─── Records
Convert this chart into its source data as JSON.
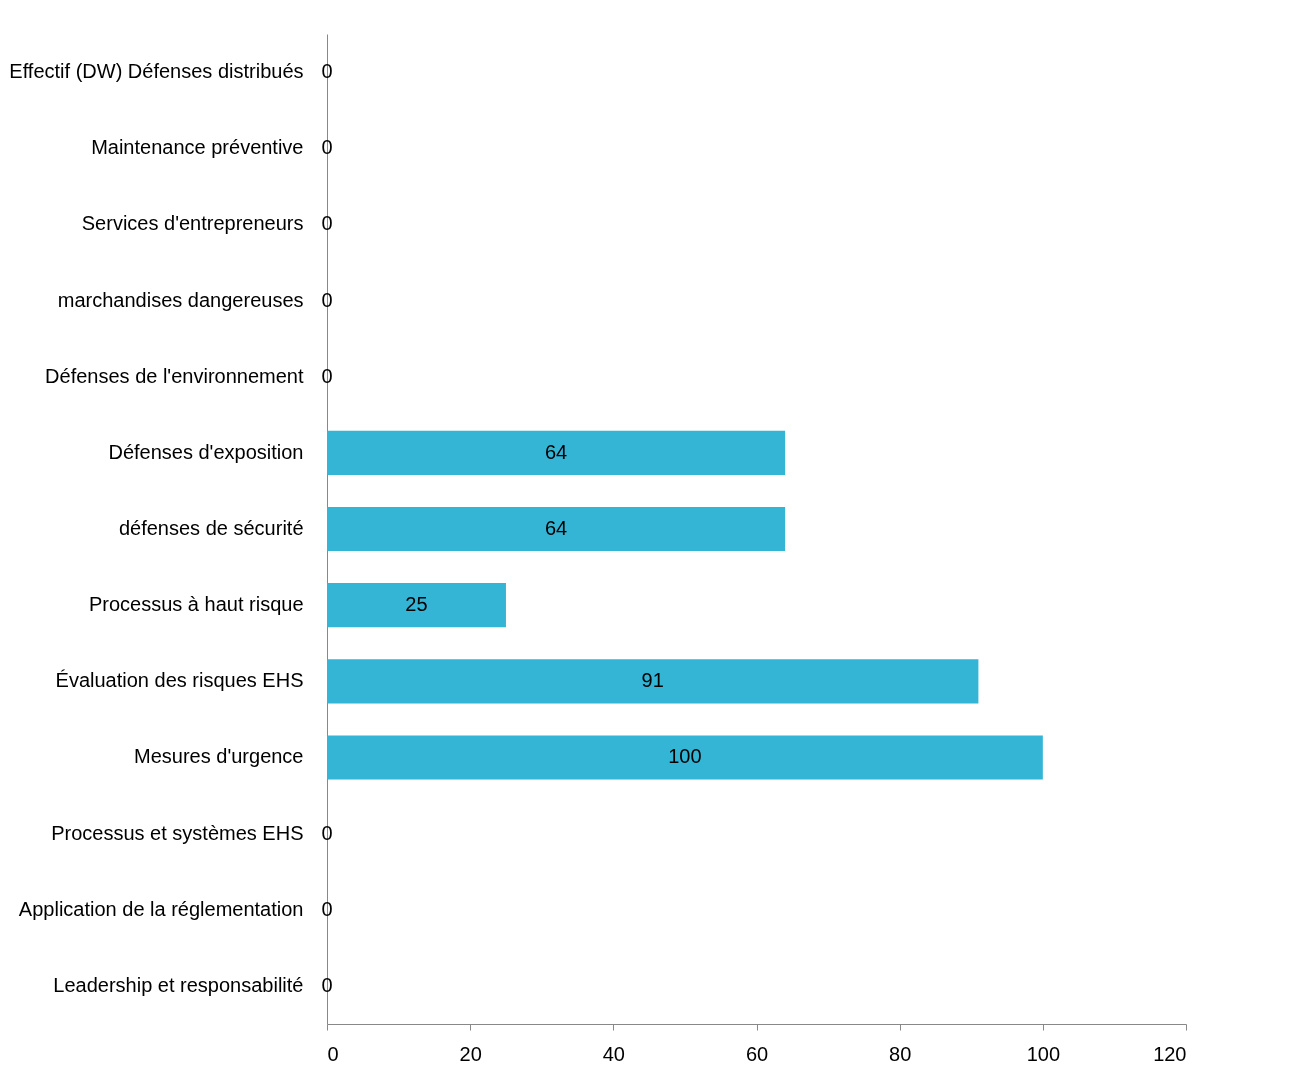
{
  "chart_data": {
    "type": "bar",
    "orientation": "horizontal",
    "categories": [
      "Effectif (DW) Défenses distribués",
      "Maintenance préventive",
      "Services d'entrepreneurs",
      "marchandises dangereuses",
      "Défenses de l'environnement",
      "Défenses d'exposition",
      "défenses de sécurité",
      "Processus à haut risque",
      "Évaluation des risques EHS",
      "Mesures d'urgence",
      "Processus et systèmes EHS",
      "Application de la réglementation",
      "Leadership et responsabilité"
    ],
    "values": [
      0,
      0,
      0,
      0,
      0,
      64,
      64,
      25,
      91,
      100,
      0,
      0,
      0
    ],
    "color": "#34b5d6",
    "xlim": [
      0,
      120
    ],
    "xticks": [
      0,
      20,
      40,
      60,
      80,
      100,
      120
    ],
    "data_labels": true,
    "grid": false
  }
}
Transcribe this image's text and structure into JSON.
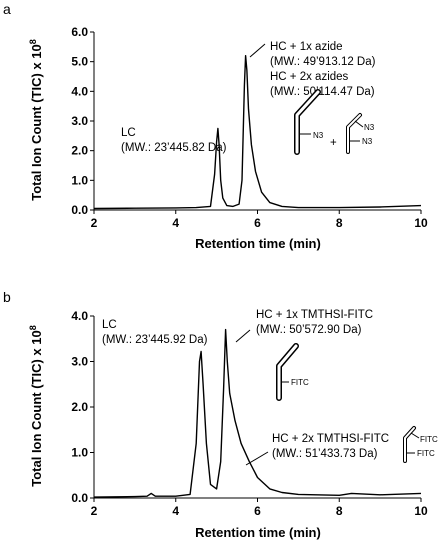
{
  "chart_data": [
    {
      "panel_label": "a",
      "type": "line",
      "xlabel": "Retention time (min)",
      "ylabel": "Total Ion Count (TIC) x 10",
      "ylabel_exponent": "8",
      "xlim": [
        2,
        10
      ],
      "ylim": [
        0,
        6
      ],
      "xticks": [
        "2",
        "4",
        "6",
        "8",
        "10"
      ],
      "yticks": [
        "0.0",
        "1.0",
        "2.0",
        "3.0",
        "4.0",
        "5.0",
        "6.0"
      ],
      "grid": false,
      "series": [
        {
          "x": [
            2.0,
            3.0,
            4.0,
            4.5,
            4.85,
            4.95,
            5.0,
            5.03,
            5.06,
            5.1,
            5.15,
            5.25,
            5.4,
            5.55,
            5.62,
            5.68,
            5.71,
            5.74,
            5.78,
            5.85,
            5.95,
            6.1,
            6.3,
            6.6,
            7.0,
            8.0,
            9.0,
            10.0
          ],
          "y": [
            0.05,
            0.06,
            0.07,
            0.08,
            0.12,
            1.2,
            2.3,
            2.75,
            2.2,
            1.0,
            0.4,
            0.15,
            0.12,
            0.2,
            1.0,
            4.2,
            5.2,
            4.7,
            3.4,
            2.2,
            1.3,
            0.6,
            0.25,
            0.12,
            0.08,
            0.08,
            0.1,
            0.15
          ]
        }
      ],
      "annotations": [
        {
          "lines": [
            "LC",
            "(MW.: 23’445.82 Da)"
          ]
        },
        {
          "lines": [
            "HC + 1x azide",
            "(MW.: 49’913.12 Da)"
          ]
        },
        {
          "lines": [
            "HC + 2x azides",
            "(MW.: 50’114.47 Da)"
          ]
        }
      ],
      "structure_labels": {
        "single": "N3",
        "double_a": "N3",
        "double_b": "N3",
        "plus": "+"
      }
    },
    {
      "panel_label": "b",
      "type": "line",
      "xlabel": "Retention time (min)",
      "ylabel": "Total Ion Count (TIC) x 10",
      "ylabel_exponent": "8",
      "xlim": [
        2,
        10
      ],
      "ylim": [
        0,
        4
      ],
      "xticks": [
        "2",
        "4",
        "6",
        "8",
        "10"
      ],
      "yticks": [
        "0.0",
        "1.0",
        "2.0",
        "3.0",
        "4.0"
      ],
      "grid": false,
      "series": [
        {
          "x": [
            2.0,
            3.0,
            3.3,
            3.4,
            3.5,
            4.0,
            4.35,
            4.5,
            4.58,
            4.62,
            4.67,
            4.75,
            4.85,
            5.0,
            5.1,
            5.17,
            5.22,
            5.26,
            5.32,
            5.45,
            5.6,
            5.8,
            6.0,
            6.3,
            6.6,
            7.0,
            8.0,
            8.3,
            9.0,
            10.0
          ],
          "y": [
            0.02,
            0.03,
            0.04,
            0.1,
            0.04,
            0.04,
            0.08,
            1.2,
            3.0,
            3.22,
            2.5,
            1.2,
            0.3,
            0.2,
            0.8,
            2.4,
            3.7,
            3.0,
            2.3,
            1.7,
            1.2,
            0.8,
            0.45,
            0.2,
            0.12,
            0.08,
            0.06,
            0.1,
            0.07,
            0.1
          ]
        }
      ],
      "annotations": [
        {
          "lines": [
            "LC",
            "(MW.: 23’445.92 Da)"
          ]
        },
        {
          "lines": [
            "HC + 1x TMTHSI-FITC",
            "(MW.: 50’572.90 Da)"
          ]
        },
        {
          "lines": [
            "HC + 2x TMTHSI-FITC",
            "(MW.: 51’433.73 Da)"
          ]
        }
      ],
      "structure_labels": {
        "single": "FITC",
        "double_a": "FITC",
        "double_b": "FITC"
      }
    }
  ]
}
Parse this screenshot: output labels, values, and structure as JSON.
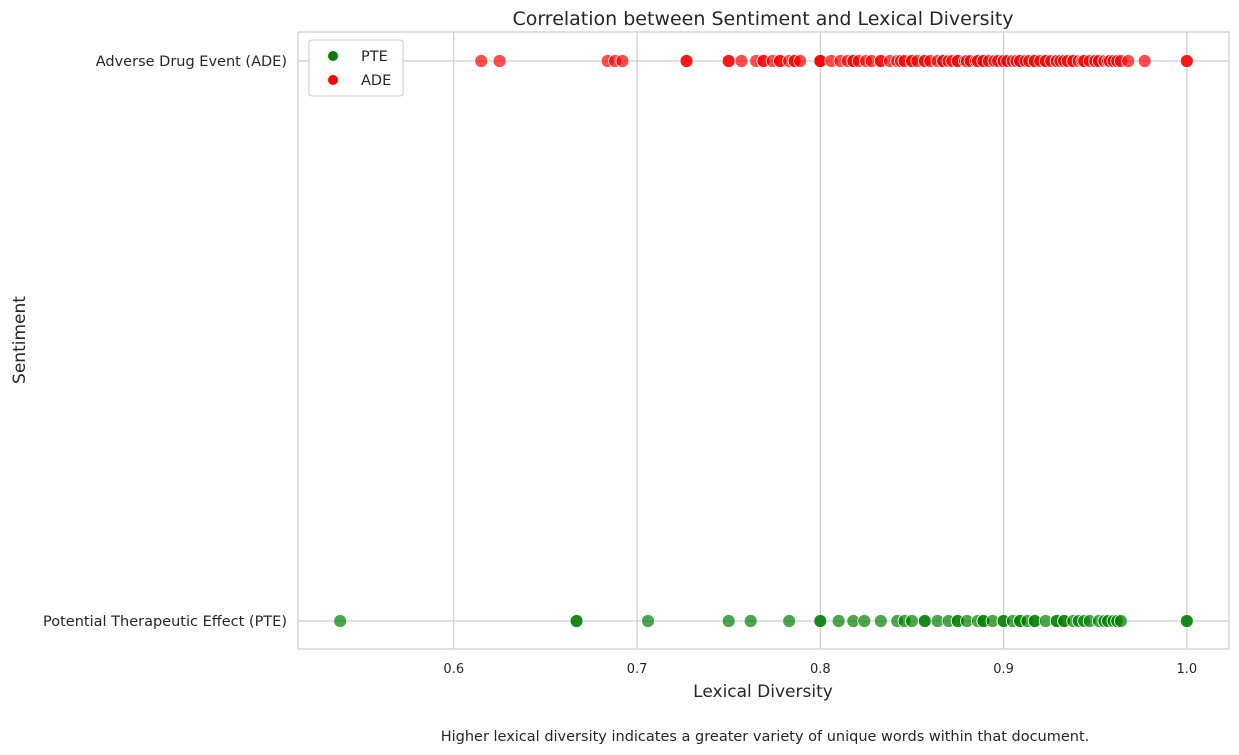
{
  "caption": "Higher lexical diversity indicates a greater variety of unique words within that document.",
  "chart_data": {
    "type": "scatter",
    "title": "Correlation between Sentiment and Lexical Diversity",
    "xlabel": "Lexical Diversity",
    "ylabel": "Sentiment",
    "xlim": [
      0.515,
      1.023
    ],
    "xticks": [
      0.6,
      0.7,
      0.8,
      0.9,
      1.0
    ],
    "xtick_labels": [
      "0.6",
      "0.7",
      "0.8",
      "0.9",
      "1.0"
    ],
    "categories": [
      "Potential Therapeutic Effect (PTE)",
      "Adverse Drug Event (ADE)"
    ],
    "grid": true,
    "legend_position": "top-left",
    "series": [
      {
        "name": "PTE",
        "category": "Potential Therapeutic Effect (PTE)",
        "color": "#008000",
        "x": [
          0.538,
          0.667,
          0.667,
          0.706,
          0.75,
          0.762,
          0.783,
          0.8,
          0.8,
          0.81,
          0.818,
          0.824,
          0.833,
          0.842,
          0.846,
          0.85,
          0.857,
          0.857,
          0.864,
          0.87,
          0.875,
          0.875,
          0.88,
          0.886,
          0.889,
          0.889,
          0.894,
          0.9,
          0.9,
          0.905,
          0.909,
          0.909,
          0.913,
          0.917,
          0.917,
          0.923,
          0.929,
          0.929,
          0.933,
          0.933,
          0.938,
          0.941,
          0.944,
          0.947,
          0.952,
          0.955,
          0.957,
          0.96,
          0.962,
          0.964,
          1.0,
          1.0
        ]
      },
      {
        "name": "ADE",
        "category": "Adverse Drug Event (ADE)",
        "color": "#ff0000",
        "x": [
          0.615,
          0.625,
          0.684,
          0.688,
          0.692,
          0.727,
          0.727,
          0.75,
          0.75,
          0.757,
          0.765,
          0.769,
          0.769,
          0.774,
          0.778,
          0.778,
          0.783,
          0.786,
          0.786,
          0.789,
          0.8,
          0.8,
          0.8,
          0.806,
          0.811,
          0.815,
          0.818,
          0.818,
          0.821,
          0.825,
          0.828,
          0.833,
          0.833,
          0.838,
          0.842,
          0.844,
          0.846,
          0.85,
          0.85,
          0.853,
          0.857,
          0.857,
          0.86,
          0.864,
          0.867,
          0.867,
          0.87,
          0.872,
          0.875,
          0.875,
          0.879,
          0.88,
          0.882,
          0.885,
          0.886,
          0.889,
          0.889,
          0.892,
          0.895,
          0.897,
          0.9,
          0.9,
          0.902,
          0.905,
          0.907,
          0.909,
          0.909,
          0.912,
          0.914,
          0.917,
          0.917,
          0.92,
          0.923,
          0.923,
          0.926,
          0.929,
          0.929,
          0.931,
          0.933,
          0.935,
          0.938,
          0.938,
          0.941,
          0.943,
          0.944,
          0.947,
          0.95,
          0.95,
          0.952,
          0.955,
          0.957,
          0.958,
          0.96,
          0.962,
          0.964,
          0.968,
          0.977,
          1.0,
          1.0
        ]
      }
    ]
  }
}
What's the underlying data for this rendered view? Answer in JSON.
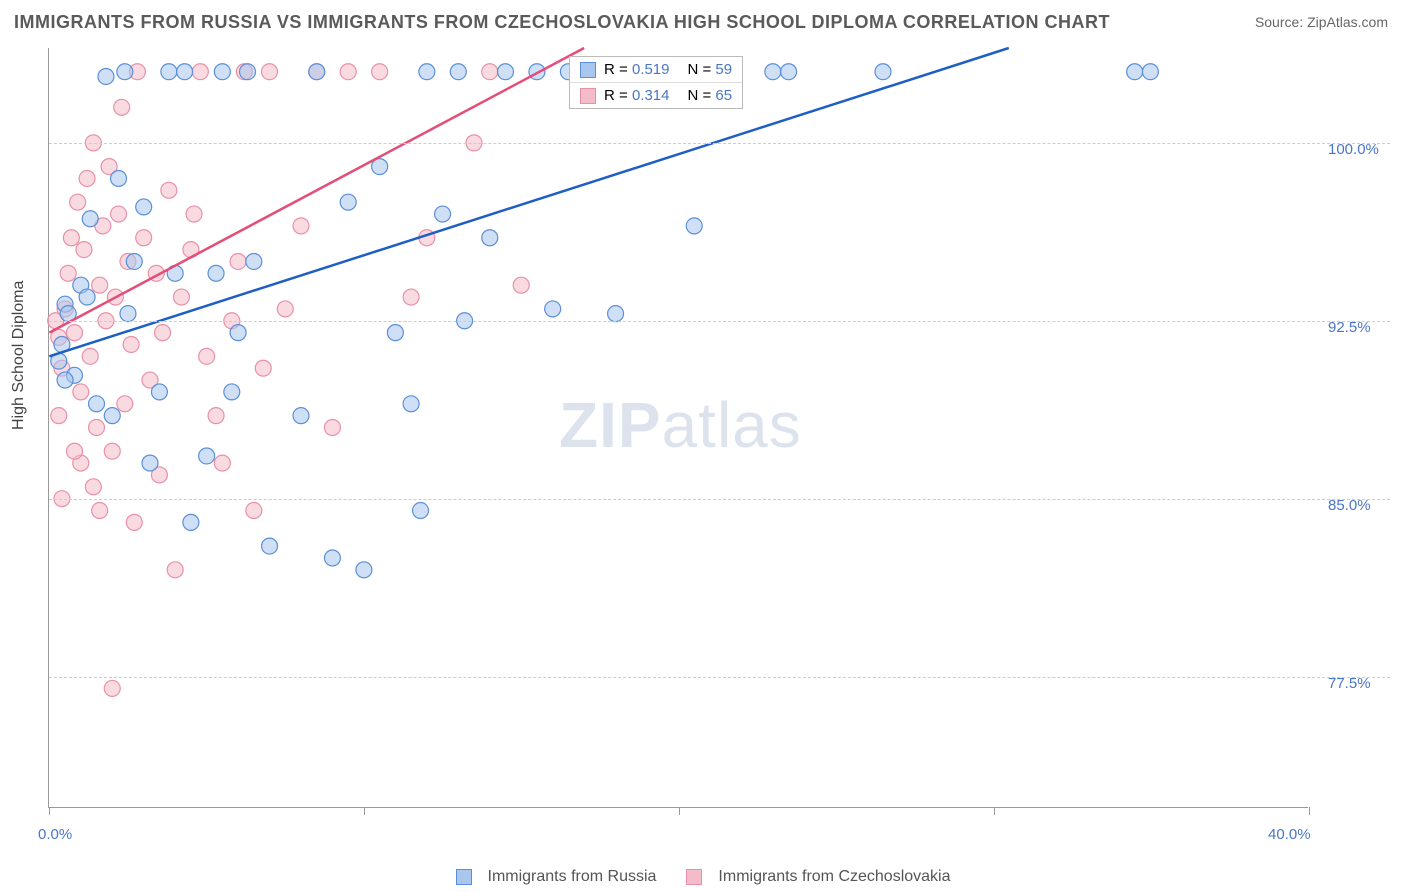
{
  "title": "IMMIGRANTS FROM RUSSIA VS IMMIGRANTS FROM CZECHOSLOVAKIA HIGH SCHOOL DIPLOMA CORRELATION CHART",
  "source_label": "Source: ZipAtlas.com",
  "watermark": {
    "bold": "ZIP",
    "light": "atlas"
  },
  "chart": {
    "type": "scatter",
    "ylabel": "High School Diploma",
    "xlim": [
      0,
      40
    ],
    "ylim": [
      72,
      104
    ],
    "x_ticks": [
      0,
      10,
      20,
      30,
      40
    ],
    "x_tick_labels": [
      "0.0%",
      "",
      "",
      "",
      "40.0%"
    ],
    "y_ticks": [
      77.5,
      85.0,
      92.5,
      100.0
    ],
    "y_tick_labels": [
      "77.5%",
      "85.0%",
      "92.5%",
      "100.0%"
    ],
    "grid_color": "#cccccc",
    "background_color": "#ffffff",
    "axis_color": "#999999",
    "label_fontsize": 16,
    "tick_color": "#4a76c7",
    "series": [
      {
        "name": "Immigrants from Russia",
        "color_fill": "#a8c6ee",
        "color_stroke": "#5a8fd6",
        "line_color": "#1f5fc4",
        "marker_radius": 8,
        "fill_opacity": 0.55,
        "R": "0.519",
        "N": "59",
        "trend": {
          "x1": 0,
          "y1": 91.0,
          "x2": 30.5,
          "y2": 104.0
        },
        "points": [
          [
            0.3,
            90.8
          ],
          [
            0.5,
            93.2
          ],
          [
            0.4,
            91.5
          ],
          [
            0.8,
            90.2
          ],
          [
            0.6,
            92.8
          ],
          [
            1.0,
            94.0
          ],
          [
            1.3,
            96.8
          ],
          [
            1.5,
            89.0
          ],
          [
            1.2,
            93.5
          ],
          [
            1.8,
            102.8
          ],
          [
            2.0,
            88.5
          ],
          [
            2.2,
            98.5
          ],
          [
            2.4,
            103.0
          ],
          [
            2.5,
            92.8
          ],
          [
            2.7,
            95.0
          ],
          [
            3.0,
            97.3
          ],
          [
            3.2,
            86.5
          ],
          [
            3.5,
            89.5
          ],
          [
            3.8,
            103.0
          ],
          [
            4.0,
            94.5
          ],
          [
            4.3,
            103.0
          ],
          [
            4.5,
            84.0
          ],
          [
            5.0,
            86.8
          ],
          [
            5.3,
            94.5
          ],
          [
            5.5,
            103.0
          ],
          [
            5.8,
            89.5
          ],
          [
            6.0,
            92.0
          ],
          [
            6.5,
            95.0
          ],
          [
            6.3,
            103.0
          ],
          [
            7.0,
            83.0
          ],
          [
            8.0,
            88.5
          ],
          [
            8.5,
            103.0
          ],
          [
            9.0,
            82.5
          ],
          [
            9.5,
            97.5
          ],
          [
            10.0,
            82.0
          ],
          [
            10.5,
            99.0
          ],
          [
            11.0,
            92.0
          ],
          [
            11.5,
            89.0
          ],
          [
            12.0,
            103.0
          ],
          [
            11.8,
            84.5
          ],
          [
            12.5,
            97.0
          ],
          [
            13.0,
            103.0
          ],
          [
            13.2,
            92.5
          ],
          [
            14.0,
            96.0
          ],
          [
            14.5,
            103.0
          ],
          [
            15.5,
            103.0
          ],
          [
            16.0,
            93.0
          ],
          [
            16.5,
            103.0
          ],
          [
            18.0,
            92.8
          ],
          [
            18.2,
            103.0
          ],
          [
            20.0,
            103.0
          ],
          [
            20.5,
            96.5
          ],
          [
            21.0,
            103.0
          ],
          [
            23.0,
            103.0
          ],
          [
            23.5,
            103.0
          ],
          [
            26.5,
            103.0
          ],
          [
            34.5,
            103.0
          ],
          [
            35.0,
            103.0
          ],
          [
            0.5,
            90.0
          ]
        ]
      },
      {
        "name": "Immigrants from Czechoslovakia",
        "color_fill": "#f4bcc9",
        "color_stroke": "#e891a8",
        "line_color": "#e34d77",
        "marker_radius": 8,
        "fill_opacity": 0.55,
        "R": "0.314",
        "N": "65",
        "trend": {
          "x1": 0,
          "y1": 92.0,
          "x2": 17.0,
          "y2": 104.0
        },
        "points": [
          [
            0.2,
            92.5
          ],
          [
            0.3,
            91.8
          ],
          [
            0.5,
            93.0
          ],
          [
            0.4,
            90.5
          ],
          [
            0.6,
            94.5
          ],
          [
            0.7,
            96.0
          ],
          [
            0.8,
            92.0
          ],
          [
            0.9,
            97.5
          ],
          [
            1.0,
            89.5
          ],
          [
            1.1,
            95.5
          ],
          [
            1.2,
            98.5
          ],
          [
            1.3,
            91.0
          ],
          [
            1.4,
            100.0
          ],
          [
            1.5,
            88.0
          ],
          [
            1.6,
            94.0
          ],
          [
            1.7,
            96.5
          ],
          [
            1.8,
            92.5
          ],
          [
            1.9,
            99.0
          ],
          [
            2.0,
            87.0
          ],
          [
            2.1,
            93.5
          ],
          [
            2.2,
            97.0
          ],
          [
            2.3,
            101.5
          ],
          [
            2.4,
            89.0
          ],
          [
            2.5,
            95.0
          ],
          [
            2.7,
            84.0
          ],
          [
            2.8,
            103.0
          ],
          [
            3.0,
            96.0
          ],
          [
            3.2,
            90.0
          ],
          [
            3.4,
            94.5
          ],
          [
            3.5,
            86.0
          ],
          [
            3.8,
            98.0
          ],
          [
            4.0,
            82.0
          ],
          [
            4.2,
            93.5
          ],
          [
            4.5,
            95.5
          ],
          [
            4.8,
            103.0
          ],
          [
            5.0,
            91.0
          ],
          [
            5.3,
            88.5
          ],
          [
            5.5,
            86.5
          ],
          [
            6.0,
            95.0
          ],
          [
            6.2,
            103.0
          ],
          [
            6.5,
            84.5
          ],
          [
            7.0,
            103.0
          ],
          [
            7.5,
            93.0
          ],
          [
            8.0,
            96.5
          ],
          [
            8.5,
            103.0
          ],
          [
            9.0,
            88.0
          ],
          [
            9.5,
            103.0
          ],
          [
            10.5,
            103.0
          ],
          [
            11.5,
            93.5
          ],
          [
            14.0,
            103.0
          ],
          [
            15.0,
            94.0
          ],
          [
            0.4,
            85.0
          ],
          [
            1.0,
            86.5
          ],
          [
            1.6,
            84.5
          ],
          [
            2.0,
            77.0
          ],
          [
            0.3,
            88.5
          ],
          [
            0.8,
            87.0
          ],
          [
            1.4,
            85.5
          ],
          [
            2.6,
            91.5
          ],
          [
            3.6,
            92.0
          ],
          [
            4.6,
            97.0
          ],
          [
            5.8,
            92.5
          ],
          [
            6.8,
            90.5
          ],
          [
            12.0,
            96.0
          ],
          [
            13.5,
            100.0
          ]
        ]
      }
    ]
  },
  "legend_top": {
    "R_prefix": "R = ",
    "N_prefix": "N = "
  },
  "legend_bottom": {
    "series1": "Immigrants from Russia",
    "series2": "Immigrants from Czechoslovakia"
  }
}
──────
Task to complete =
Within the data above, pick out all lines holding the word "category".

Result of this exercise =
        "category": "Potential Therapeutic Effect (PTE)",
        "category": "Adverse Drug Event (ADE)",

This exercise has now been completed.